# [What this task involves]
Repeat the material exactly, leaving nothing out.

# [Data provided]
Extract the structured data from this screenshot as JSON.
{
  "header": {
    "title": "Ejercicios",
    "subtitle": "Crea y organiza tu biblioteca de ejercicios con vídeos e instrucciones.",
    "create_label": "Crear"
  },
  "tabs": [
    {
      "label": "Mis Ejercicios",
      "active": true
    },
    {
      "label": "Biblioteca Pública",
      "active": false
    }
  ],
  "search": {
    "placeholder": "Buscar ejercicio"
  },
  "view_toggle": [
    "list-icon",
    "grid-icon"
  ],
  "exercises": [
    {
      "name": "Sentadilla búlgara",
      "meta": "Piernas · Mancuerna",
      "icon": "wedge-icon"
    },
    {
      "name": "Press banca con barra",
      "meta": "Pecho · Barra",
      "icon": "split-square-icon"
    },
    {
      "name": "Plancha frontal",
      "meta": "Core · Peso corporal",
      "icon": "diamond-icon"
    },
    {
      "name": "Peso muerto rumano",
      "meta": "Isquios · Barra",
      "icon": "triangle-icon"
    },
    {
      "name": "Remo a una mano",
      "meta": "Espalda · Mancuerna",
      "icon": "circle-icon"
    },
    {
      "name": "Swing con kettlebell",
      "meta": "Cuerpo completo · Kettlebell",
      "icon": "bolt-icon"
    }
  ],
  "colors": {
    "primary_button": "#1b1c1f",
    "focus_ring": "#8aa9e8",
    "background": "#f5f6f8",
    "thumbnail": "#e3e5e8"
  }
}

# [Right answer]
Extract the structured data from this screenshot as JSON.
{
  "header": {
    "title": "Ejercicios",
    "subtitle": "Crea y organiza tu biblioteca de ejercicios con vídeos e instrucciones.",
    "create_label": "Crear"
  },
  "tabs": [
    {
      "label": "Mis Ejercicios",
      "active": true
    },
    {
      "label": "Biblioteca Pública",
      "active": false
    }
  ],
  "search": {
    "placeholder": "Buscar ejercicio"
  },
  "view_toggle": [
    "list-icon",
    "grid-icon"
  ],
  "exercises": [
    {
      "name": "Sentadilla búlgara",
      "meta": "Piernas · Mancuerna",
      "icon": "wedge-icon"
    },
    {
      "name": "Press banca con barra",
      "meta": "Pecho · Barra",
      "icon": "split-square-icon"
    },
    {
      "name": "Plancha frontal",
      "meta": "Core · Peso corporal",
      "icon": "diamond-icon"
    },
    {
      "name": "Peso muerto rumano",
      "meta": "Isquios · Barra",
      "icon": "triangle-icon"
    },
    {
      "name": "Remo a una mano",
      "meta": "Espalda · Mancuerna",
      "icon": "circle-icon"
    },
    {
      "name": "Swing con kettlebell",
      "meta": "Cuerpo completo · Kettlebell",
      "icon": "bolt-icon"
    }
  ],
  "colors": {
    "primary_button": "#1b1c1f",
    "focus_ring": "#8aa9e8",
    "background": "#f5f6f8",
    "thumbnail": "#e3e5e8"
  }
}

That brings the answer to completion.